### [INPUT]
==================================================

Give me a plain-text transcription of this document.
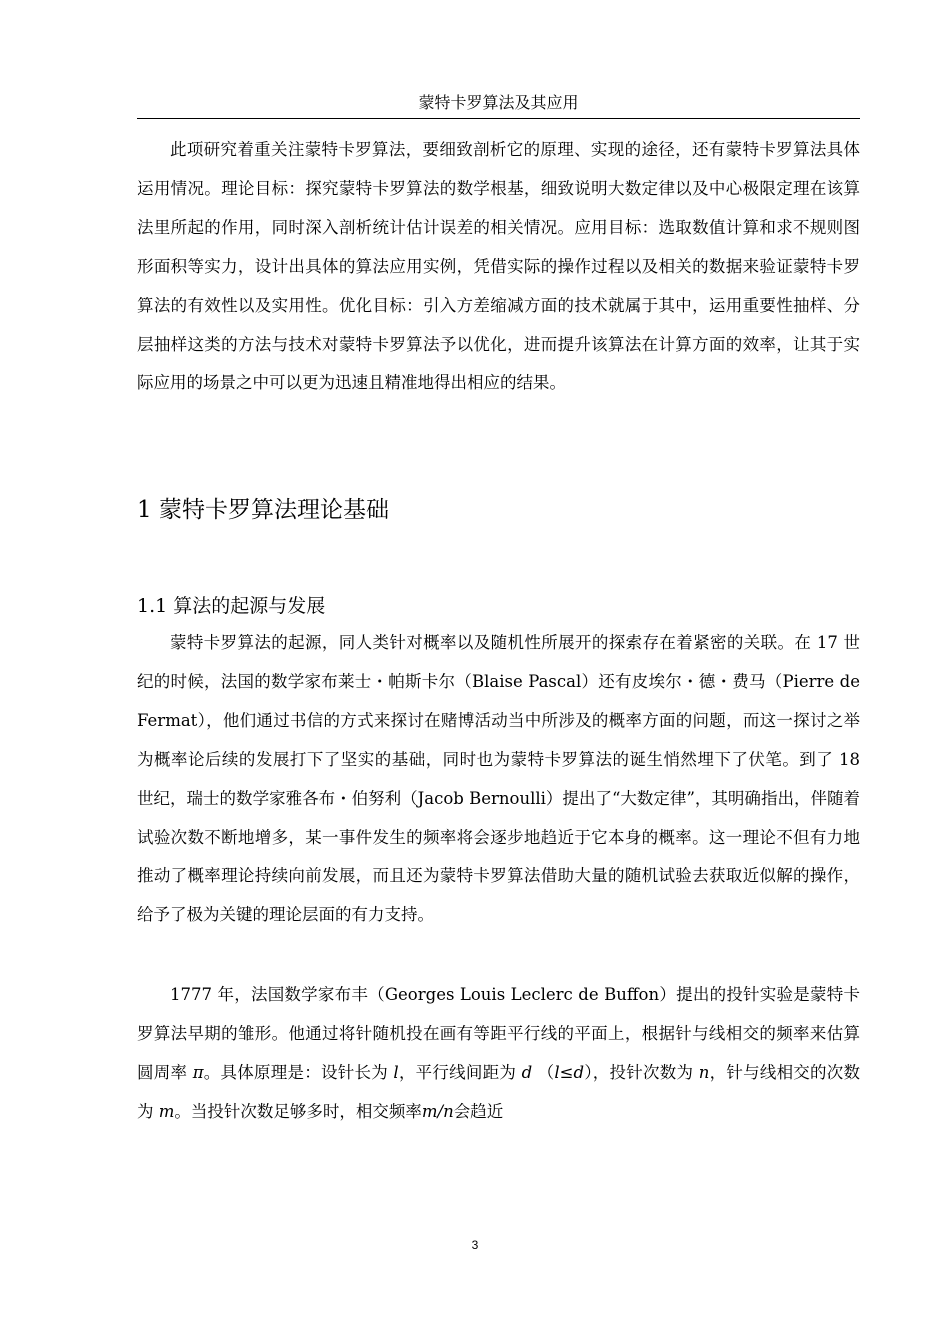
蒙特卡罗算法及其应用

此项研究着重关注蒙特卡罗算法，要细致剖析它的原理、实现的途径，还有蒙特卡罗算法具体运用情况。理论目标：探究蒙特卡罗算法的数学根基，细致说明大数定律以及中心极限定理在该算法里所起的作用，同时深入剖析统计估计误差的相关情况。应用目标：选取数值计算和求不规则图形面积等实力，设计出具体的算法应用实例，凭借实际的操作过程以及相关的数据来验证蒙特卡罗算法的有效性以及实用性。优化目标：引入方差缩减方面的技术就属于其中，运用重要性抽样、分层抽样这类的方法与技术对蒙特卡罗算法予以优化，进而提升该算法在计算方面的效率，让其于实际应用的场景之中可以更为迅速且精准地得出相应的结果。

1 蒙特卡罗算法理论基础
1.1 算法的起源与发展

蒙特卡罗算法的起源，同人类针对概率以及随机性所展开的探索存在着紧密的关联。在 17 世纪的时候，法国的数学家布莱士・帕斯卡尔（Blaise Pascal）还有皮埃尔・德・费马（Pierre de Fermat），他们通过书信的方式来探讨在赌博活动当中所涉及的概率方面的问题，而这一探讨之举为概率论后续的发展打下了坚实的基础，同时也为蒙特卡罗算法的诞生悄然埋下了伏笔。到了 18 世纪，瑞士的数学家雅各布・伯努利（Jacob Bernoulli）提出了“大数定律”，其明确指出，伴随着试验次数不断地增多，某一事件发生的频率将会逐步地趋近于它本身的概率。这一理论不但有力地推动了概率理论持续向前发展，而且还为蒙特卡罗算法借助大量的随机试验去获取近似解的操作，给予了极为关键的理论层面的有力支持。

1777 年，法国数学家布丰（Georges Louis Leclerc de Buffon）提出的投针实验是蒙特卡罗算法早期的雏形。他通过将针随机投在画有等距平行线的平面上，根据针与线相交的频率来估算圆周率 π。具体原理是：设针长为 l，平行线间距为 d （l≤d），投针次数为 n，针与线相交的次数为 m。当投针次数足够多时，相交频率m/n会趋近

3
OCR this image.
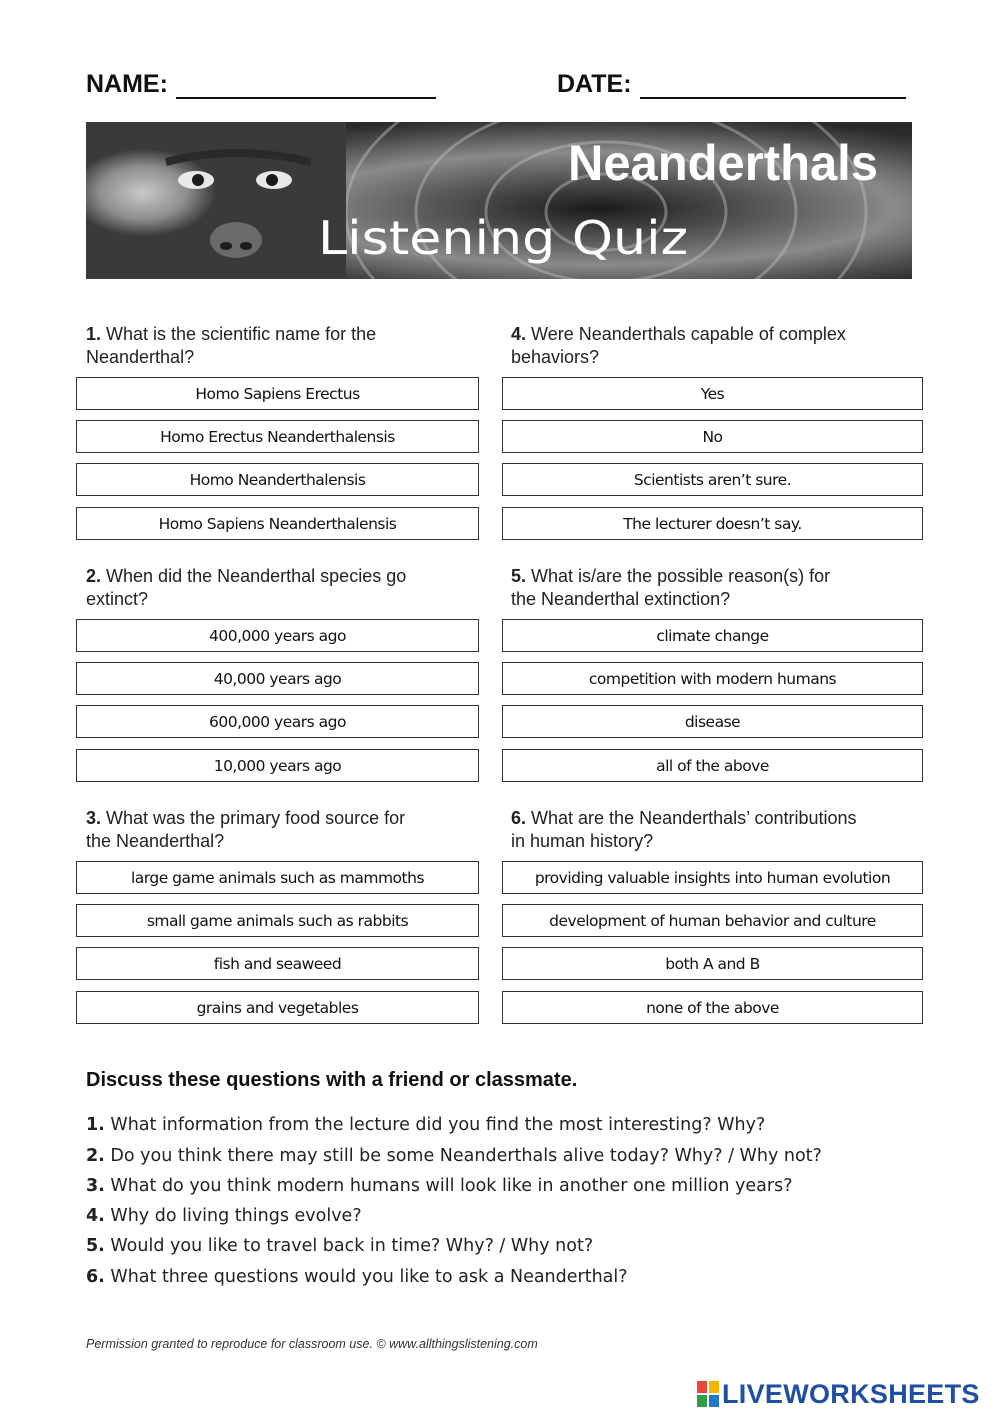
NAME:	DATE:
Neanderthals
Listening Quiz
1. What is the scientific name for the
Neanderthal?
Homo Sapiens Erectus
Homo Erectus Neanderthalensis
Homo Neanderthalensis
Homo Sapiens Neanderthalensis
2. When did the Neanderthal species go
extinct?
400,000 years ago
40,000 years ago
600,000 years ago
10,000 years ago
3. What was the primary food source for
the Neanderthal?
large game animals such as mammoths
small game animals such as rabbits
fish and seaweed
grains and vegetables
4. Were Neanderthals capable of complex
behaviors?
Yes
No
Scientists aren’t sure.
The lecturer doesn’t say.
5. What is/are the possible reason(s) for
the Neanderthal extinction?
climate change
competition with modern humans
disease
all of the above
6. What are the Neanderthals’ contributions
in human history?
providing valuable insights into human evolution
development of human behavior and culture
both A and B
none of the above
Discuss these questions with a friend or classmate.
1. What information from the lecture did you find the most interesting? Why?
2. Do you think there may still be some Neanderthals alive today? Why? / Why not?
3. What do you think modern humans will look like in another one million years?
4. Why do living things evolve?
5. Would you like to travel back in time? Why? / Why not?
6. What three questions would you like to ask a Neanderthal?
Permission granted to reproduce for classroom use. © www.allthingslistening.com
LIVEWORKSHEETS
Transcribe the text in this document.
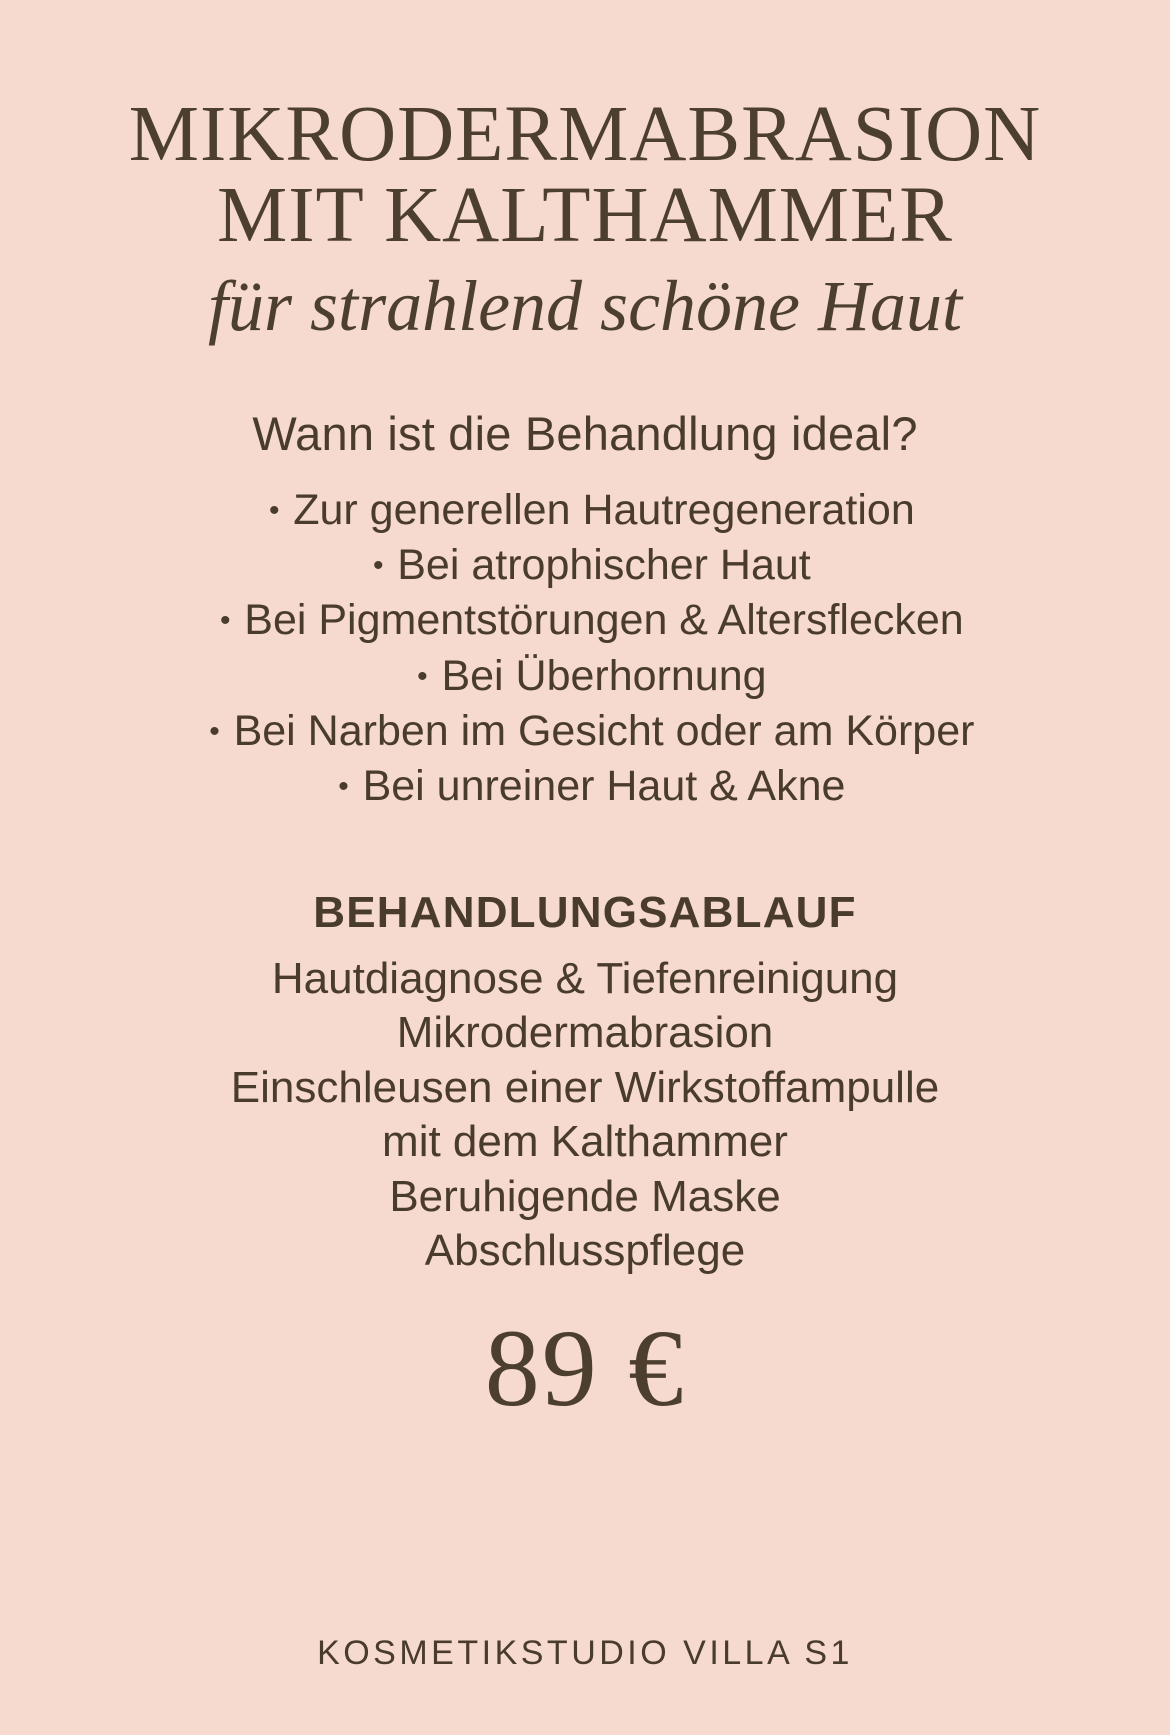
MIKRODERMABRASION
MIT KALTHAMMER
für strahlend schöne Haut
Wann ist die Behandlung ideal?
• Zur generellen Hautregeneration
• Bei atrophischer Haut
• Bei Pigmentstörungen & Altersflecken
• Bei Überhornung
• Bei Narben im Gesicht oder am Körper
• Bei unreiner Haut & Akne
BEHANDLUNGSABLAUF
Hautdiagnose & Tiefenreinigung
Mikrodermabrasion
Einschleusen einer Wirkstoffampulle
mit dem Kalthammer
Beruhigende Maske
Abschlusspflege
89 €
KOSMETIKSTUDIO VILLA S1
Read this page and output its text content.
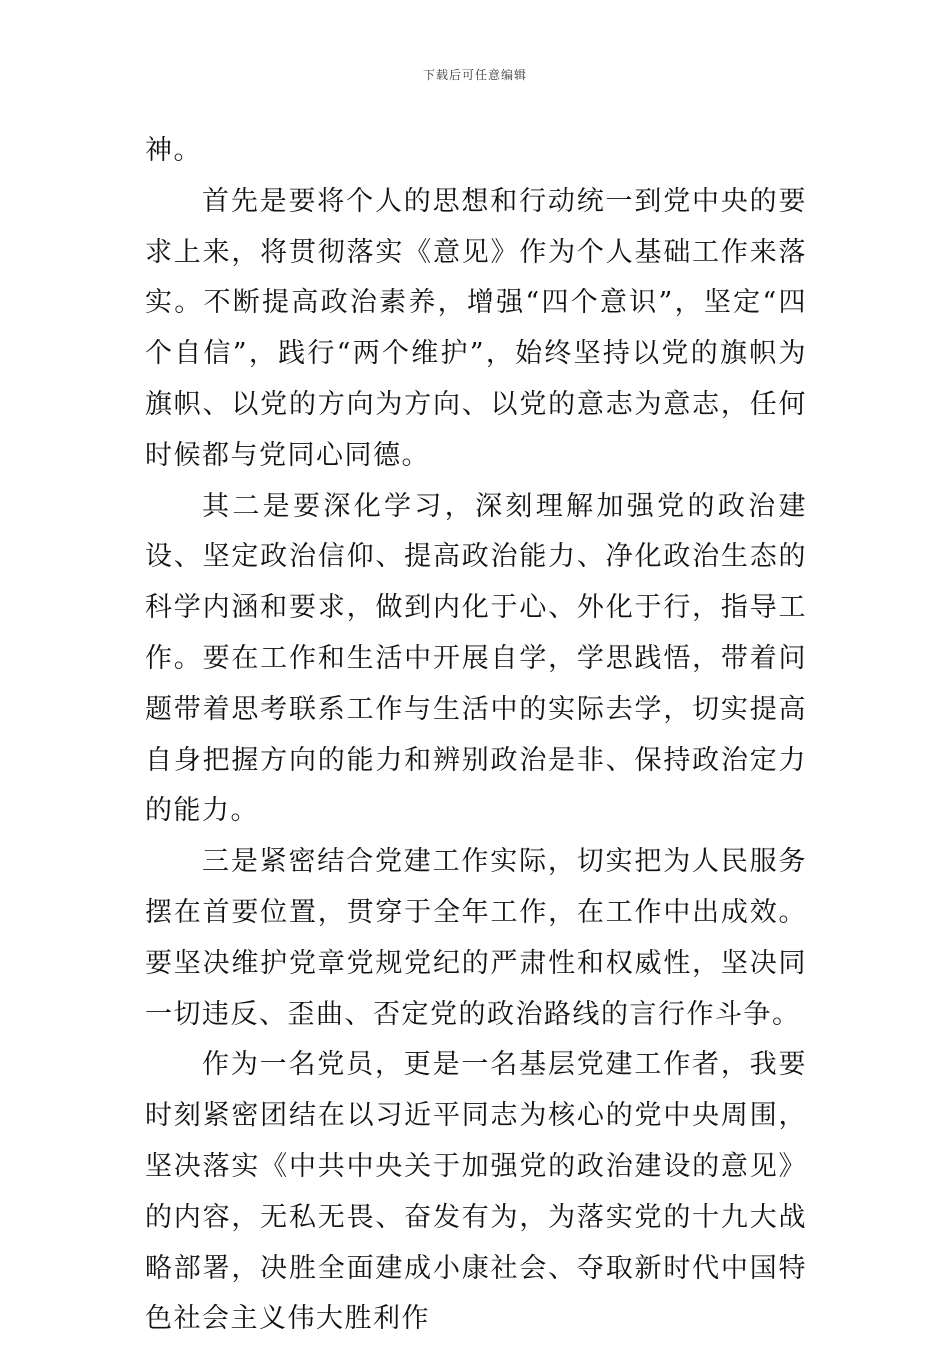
下载后可任意编辑

神。

首先是要将个人的思想和行动统一到党中央的要求上来，将贯彻落实《意见》作为个人基础工作来落实。不断提高政治素养，增强“四个意识”，坚定“四个自信”，践行“两个维护”，始终坚持以党的旗帜为旗帜、以党的方向为方向、以党的意志为意志，任何时候都与党同心同德。

其二是要深化学习，深刻理解加强党的政治建设、坚定政治信仰、提高政治能力、净化政治生态的科学内涵和要求，做到内化于心、外化于行，指导工作。要在工作和生活中开展自学，学思践悟，带着问题带着思考联系工作与生活中的实际去学，切实提高自身把握方向的能力和辨别政治是非、保持政治定力的能力。

三是紧密结合党建工作实际，切实把为人民服务摆在首要位置，贯穿于全年工作，在工作中出成效。要坚决维护党章党规党纪的严肃性和权威性，坚决同一切违反、歪曲、否定党的政治路线的言行作斗争。

作为一名党员，更是一名基层党建工作者，我要时刻紧密团结在以习近平同志为核心的党中央周围，坚决落实《中共中央关于加强党的政治建设的意见》的内容，无私无畏、奋发有为，为落实党的十九大战略部署，决胜全面建成小康社会、夺取新时代中国特色社会主义伟大胜利作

==================================================

### [WHAT IS BEING ASKED]
Write out every record above exactly as it stands, but leave out the pictures.

### [TASK RESPONSE]
Give me a plain-text transcription of this document.
蒙特卡罗算法及其应用

此项研究着重关注蒙特卡罗算法，要细致剖析它的原理、实现的途径，还有蒙特卡罗算法具体运用情况。理论目标：探究蒙特卡罗算法的数学根基，细致说明大数定律以及中心极限定理在该算法里所起的作用，同时深入剖析统计估计误差的相关情况。应用目标：选取数值计算和求不规则图形面积等实力，设计出具体的算法应用实例，凭借实际的操作过程以及相关的数据来验证蒙特卡罗算法的有效性以及实用性。优化目标：引入方差缩减方面的技术就属于其中，运用重要性抽样、分层抽样这类的方法与技术对蒙特卡罗算法予以优化，进而提升该算法在计算方面的效率，让其于实际应用的场景之中可以更为迅速且精准地得出相应的结果。

1 蒙特卡罗算法理论基础
1.1 算法的起源与发展

蒙特卡罗算法的起源，同人类针对概率以及随机性所展开的探索存在着紧密的关联。在 17 世纪的时候，法国的数学家布莱士・帕斯卡尔（Blaise Pascal）还有皮埃尔・德・费马（Pierre de Fermat），他们通过书信的方式来探讨在赌博活动当中所涉及的概率方面的问题，而这一探讨之举为概率论后续的发展打下了坚实的基础，同时也为蒙特卡罗算法的诞生悄然埋下了伏笔。到了 18 世纪，瑞士的数学家雅各布・伯努利（Jacob Bernoulli）提出了“大数定律”，其明确指出，伴随着试验次数不断地增多，某一事件发生的频率将会逐步地趋近于它本身的概率。这一理论不但有力地推动了概率理论持续向前发展，而且还为蒙特卡罗算法借助大量的随机试验去获取近似解的操作，给予了极为关键的理论层面的有力支持。

1777 年，法国数学家布丰（Georges Louis Leclerc de Buffon）提出的投针实验是蒙特卡罗算法早期的雏形。他通过将针随机投在画有等距平行线的平面上，根据针与线相交的频率来估算圆周率 π。具体原理是：设针长为 l，平行线间距为 d （l≤d），投针次数为 n，针与线相交的次数为 m。当投针次数足够多时，相交频率m/n会趋近

3
OCR this image.
NAME:	DATE:
Neanderthals
Listening Quiz
1. What is the scientific name for the
Neanderthal?
Homo Sapiens Erectus
Homo Erectus Neanderthalensis
Homo Neanderthalensis
Homo Sapiens Neanderthalensis
2. When did the Neanderthal species go
extinct?
400,000 years ago
40,000 years ago
600,000 years ago
10,000 years ago
3. What was the primary food source for
the Neanderthal?
large game animals such as mammoths
small game animals such as rabbits
fish and seaweed
grains and vegetables
4. Were Neanderthals capable of complex
behaviors?
Yes
No
Scientists aren’t sure.
The lecturer doesn’t say.
5. What is/are the possible reason(s) for
the Neanderthal extinction?
climate change
competition with modern humans
disease
all of the above
6. What are the Neanderthals’ contributions
in human history?
providing valuable insights into human evolution
development of human behavior and culture
both A and B
none of the above
Discuss these questions with a friend or classmate.
1. What information from the lecture did you find the most interesting? Why?
2. Do you think there may still be some Neanderthals alive today? Why? / Why not?
3. What do you think modern humans will look like in another one million years?
4. Why do living things evolve?
5. Would you like to travel back in time? Why? / Why not?
6. What three questions would you like to ask a Neanderthal?
Permission granted to reproduce for classroom use. © www.allthingslistening.com
LIVEWORKSHEETS
Transcribe the text in this document.
MIKRODERMABRASION
MIT KALTHAMMER
für strahlend schöne Haut
Wann ist die Behandlung ideal?
• Zur generellen Hautregeneration
• Bei atrophischer Haut
• Bei Pigmentstörungen & Altersflecken
• Bei Überhornung
• Bei Narben im Gesicht oder am Körper
• Bei unreiner Haut & Akne
BEHANDLUNGSABLAUF
Hautdiagnose & Tiefenreinigung
Mikrodermabrasion
Einschleusen einer Wirkstoffampulle
mit dem Kalthammer
Beruhigende Maske
Abschlusspflege
89 €
KOSMETIKSTUDIO VILLA S1
Read this page and output its text content.
下载后可任意编辑

神。

首先是要将个人的思想和行动统一到党中央的要求上来，将贯彻落实《意见》作为个人基础工作来落实。不断提高政治素养，增强“四个意识”，坚定“四个自信”，践行“两个维护”，始终坚持以党的旗帜为旗帜、以党的方向为方向、以党的意志为意志，任何时候都与党同心同德。

其二是要深化学习，深刻理解加强党的政治建设、坚定政治信仰、提高政治能力、净化政治生态的科学内涵和要求，做到内化于心、外化于行，指导工作。要在工作和生活中开展自学，学思践悟，带着问题带着思考联系工作与生活中的实际去学，切实提高自身把握方向的能力和辨别政治是非、保持政治定力的能力。

三是紧密结合党建工作实际，切实把为人民服务摆在首要位置，贯穿于全年工作，在工作中出成效。要坚决维护党章党规党纪的严肃性和权威性，坚决同一切违反、歪曲、否定党的政治路线的言行作斗争。

作为一名党员，更是一名基层党建工作者，我要时刻紧密团结在以习近平同志为核心的党中央周围，坚决落实《中共中央关于加强党的政治建设的意见》的内容，无私无畏、奋发有为，为落实党的十九大战略部署，决胜全面建成小康社会、夺取新时代中国特色社会主义伟大胜利作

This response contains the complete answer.